• [Task description]
Check each line of the listing for the string "What", count the lines that have it, and answer with that number only.

• [Material]
####################
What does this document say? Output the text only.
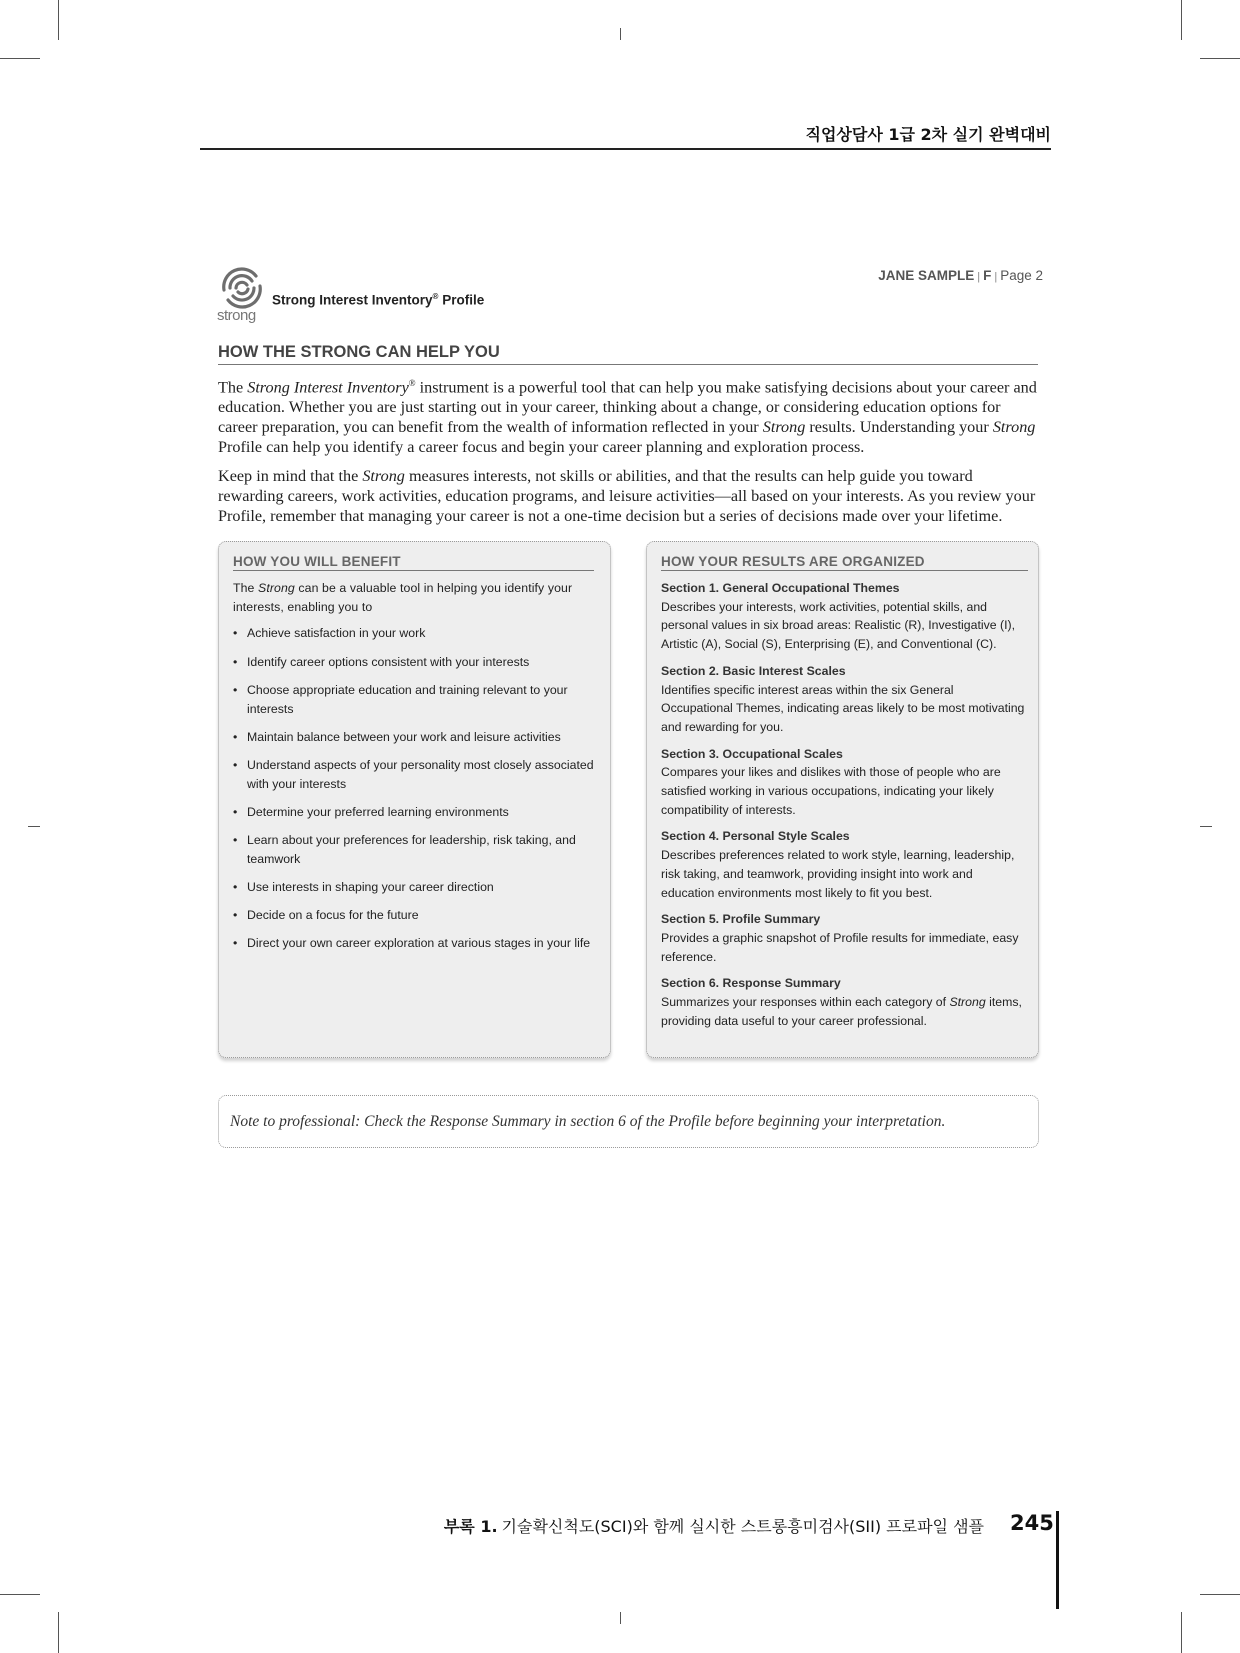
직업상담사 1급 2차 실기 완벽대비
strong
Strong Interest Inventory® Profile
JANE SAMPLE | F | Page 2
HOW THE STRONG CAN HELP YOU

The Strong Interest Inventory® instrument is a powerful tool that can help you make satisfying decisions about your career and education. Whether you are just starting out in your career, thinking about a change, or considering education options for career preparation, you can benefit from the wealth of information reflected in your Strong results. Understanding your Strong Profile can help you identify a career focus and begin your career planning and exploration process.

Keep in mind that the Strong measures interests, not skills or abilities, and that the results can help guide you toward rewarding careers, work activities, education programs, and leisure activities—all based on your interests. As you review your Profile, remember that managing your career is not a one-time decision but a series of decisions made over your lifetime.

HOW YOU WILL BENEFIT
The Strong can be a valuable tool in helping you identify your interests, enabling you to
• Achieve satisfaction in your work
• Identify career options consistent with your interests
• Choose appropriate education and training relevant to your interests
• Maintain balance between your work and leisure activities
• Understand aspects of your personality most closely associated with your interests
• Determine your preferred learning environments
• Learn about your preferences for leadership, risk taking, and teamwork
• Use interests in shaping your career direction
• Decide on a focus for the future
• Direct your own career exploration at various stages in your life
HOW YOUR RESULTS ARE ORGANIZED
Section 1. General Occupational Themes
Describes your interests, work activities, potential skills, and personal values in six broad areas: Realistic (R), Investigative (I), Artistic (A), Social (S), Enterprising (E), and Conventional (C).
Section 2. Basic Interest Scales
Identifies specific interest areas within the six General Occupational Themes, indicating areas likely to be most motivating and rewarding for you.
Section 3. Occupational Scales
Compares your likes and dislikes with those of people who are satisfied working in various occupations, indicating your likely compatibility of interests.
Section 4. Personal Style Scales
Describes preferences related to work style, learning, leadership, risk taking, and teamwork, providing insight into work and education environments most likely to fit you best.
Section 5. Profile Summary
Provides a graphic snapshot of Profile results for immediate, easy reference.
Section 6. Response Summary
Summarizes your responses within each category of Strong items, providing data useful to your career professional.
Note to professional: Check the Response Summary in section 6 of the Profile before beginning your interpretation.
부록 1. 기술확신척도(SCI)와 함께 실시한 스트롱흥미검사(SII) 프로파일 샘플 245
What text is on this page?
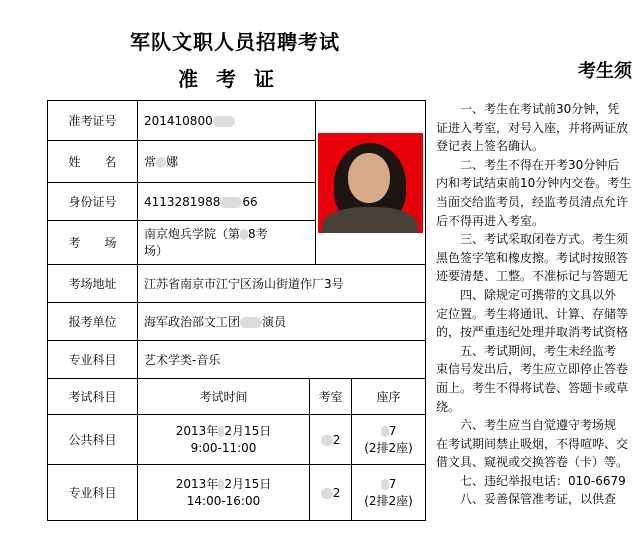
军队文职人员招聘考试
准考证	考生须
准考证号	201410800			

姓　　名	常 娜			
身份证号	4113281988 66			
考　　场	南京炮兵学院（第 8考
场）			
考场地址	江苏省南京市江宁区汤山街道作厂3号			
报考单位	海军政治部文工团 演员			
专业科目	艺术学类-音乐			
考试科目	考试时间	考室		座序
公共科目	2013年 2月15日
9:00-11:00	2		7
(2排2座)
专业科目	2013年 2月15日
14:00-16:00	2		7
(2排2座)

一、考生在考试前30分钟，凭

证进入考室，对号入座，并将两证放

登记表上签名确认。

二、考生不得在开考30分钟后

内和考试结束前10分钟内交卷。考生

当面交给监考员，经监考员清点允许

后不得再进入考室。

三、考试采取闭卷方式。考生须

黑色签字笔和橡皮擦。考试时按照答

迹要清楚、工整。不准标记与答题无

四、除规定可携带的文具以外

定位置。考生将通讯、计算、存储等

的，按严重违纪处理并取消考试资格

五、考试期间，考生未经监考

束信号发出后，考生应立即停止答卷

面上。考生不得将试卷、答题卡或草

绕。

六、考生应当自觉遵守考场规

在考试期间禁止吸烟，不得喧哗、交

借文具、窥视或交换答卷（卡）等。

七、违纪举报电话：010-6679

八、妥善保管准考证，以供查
####################
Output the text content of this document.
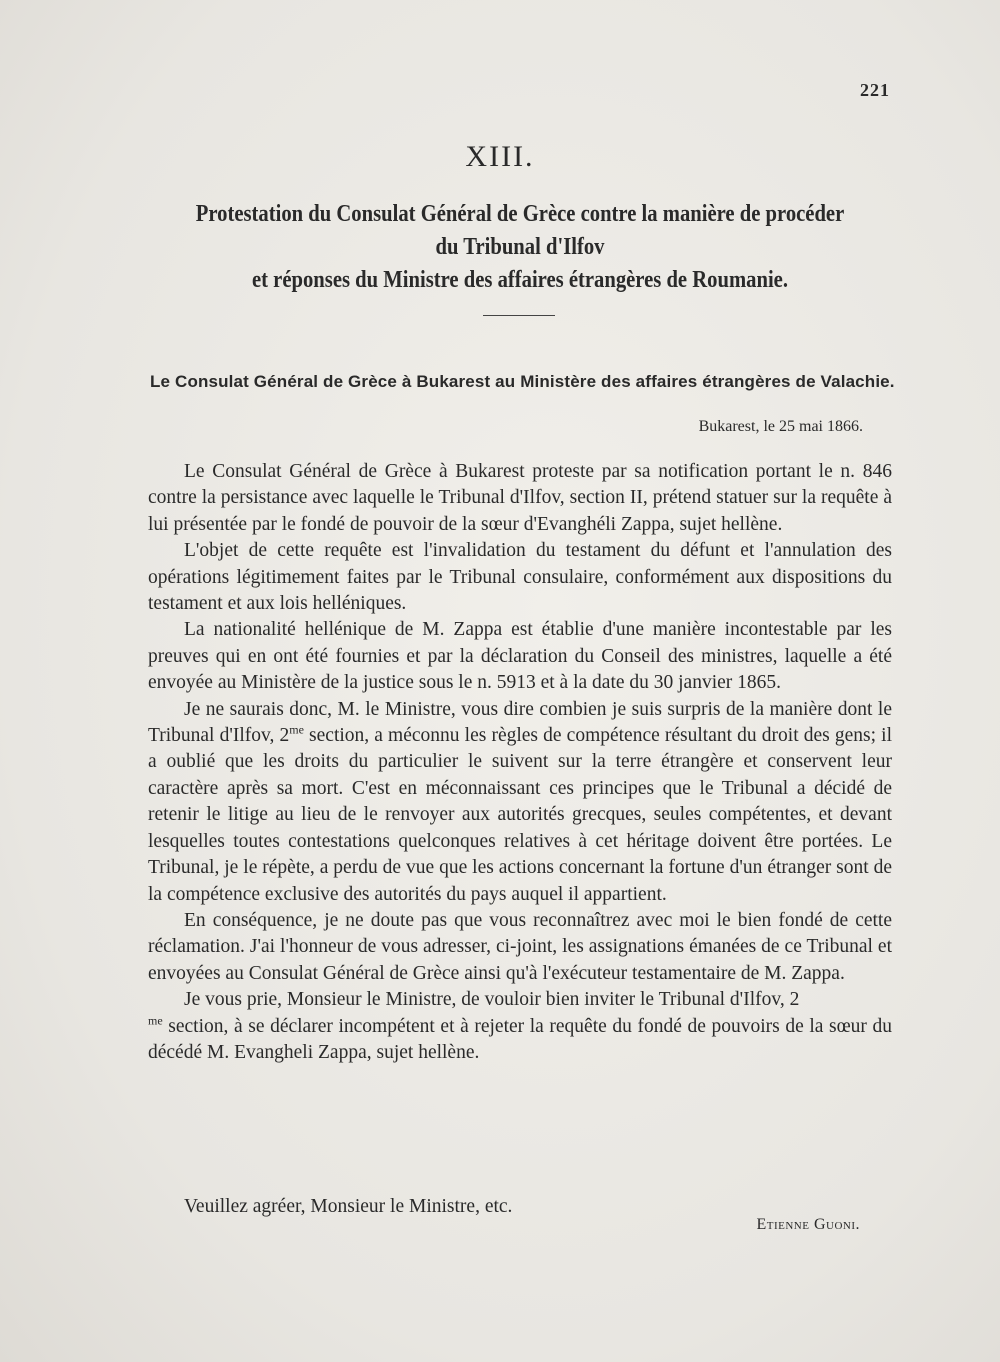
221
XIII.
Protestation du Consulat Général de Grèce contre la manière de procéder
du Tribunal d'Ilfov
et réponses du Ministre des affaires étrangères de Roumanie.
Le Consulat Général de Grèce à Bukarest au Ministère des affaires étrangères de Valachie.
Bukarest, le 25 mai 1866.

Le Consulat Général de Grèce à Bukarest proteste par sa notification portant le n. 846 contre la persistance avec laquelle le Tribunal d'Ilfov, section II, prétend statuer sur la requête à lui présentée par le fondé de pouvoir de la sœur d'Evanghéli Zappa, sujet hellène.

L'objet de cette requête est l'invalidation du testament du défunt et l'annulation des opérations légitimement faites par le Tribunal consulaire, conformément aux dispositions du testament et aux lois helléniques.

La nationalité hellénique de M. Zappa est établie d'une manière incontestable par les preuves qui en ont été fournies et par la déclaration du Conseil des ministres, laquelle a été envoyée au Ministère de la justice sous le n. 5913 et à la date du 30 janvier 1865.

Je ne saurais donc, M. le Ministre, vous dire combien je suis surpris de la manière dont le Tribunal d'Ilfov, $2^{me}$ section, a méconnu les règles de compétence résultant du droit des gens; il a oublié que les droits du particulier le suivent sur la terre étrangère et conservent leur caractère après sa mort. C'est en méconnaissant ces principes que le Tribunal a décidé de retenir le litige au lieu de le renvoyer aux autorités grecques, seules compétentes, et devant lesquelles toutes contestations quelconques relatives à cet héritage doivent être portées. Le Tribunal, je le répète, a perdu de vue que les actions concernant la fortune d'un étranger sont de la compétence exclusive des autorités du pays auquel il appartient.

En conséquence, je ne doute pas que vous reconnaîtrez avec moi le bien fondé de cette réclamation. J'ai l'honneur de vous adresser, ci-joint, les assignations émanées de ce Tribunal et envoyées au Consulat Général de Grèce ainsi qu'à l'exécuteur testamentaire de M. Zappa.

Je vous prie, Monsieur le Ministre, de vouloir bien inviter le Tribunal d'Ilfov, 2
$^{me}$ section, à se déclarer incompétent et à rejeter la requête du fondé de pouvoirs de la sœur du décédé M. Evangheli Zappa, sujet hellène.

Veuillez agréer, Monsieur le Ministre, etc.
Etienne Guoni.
####################
• [Answer to the problem]
2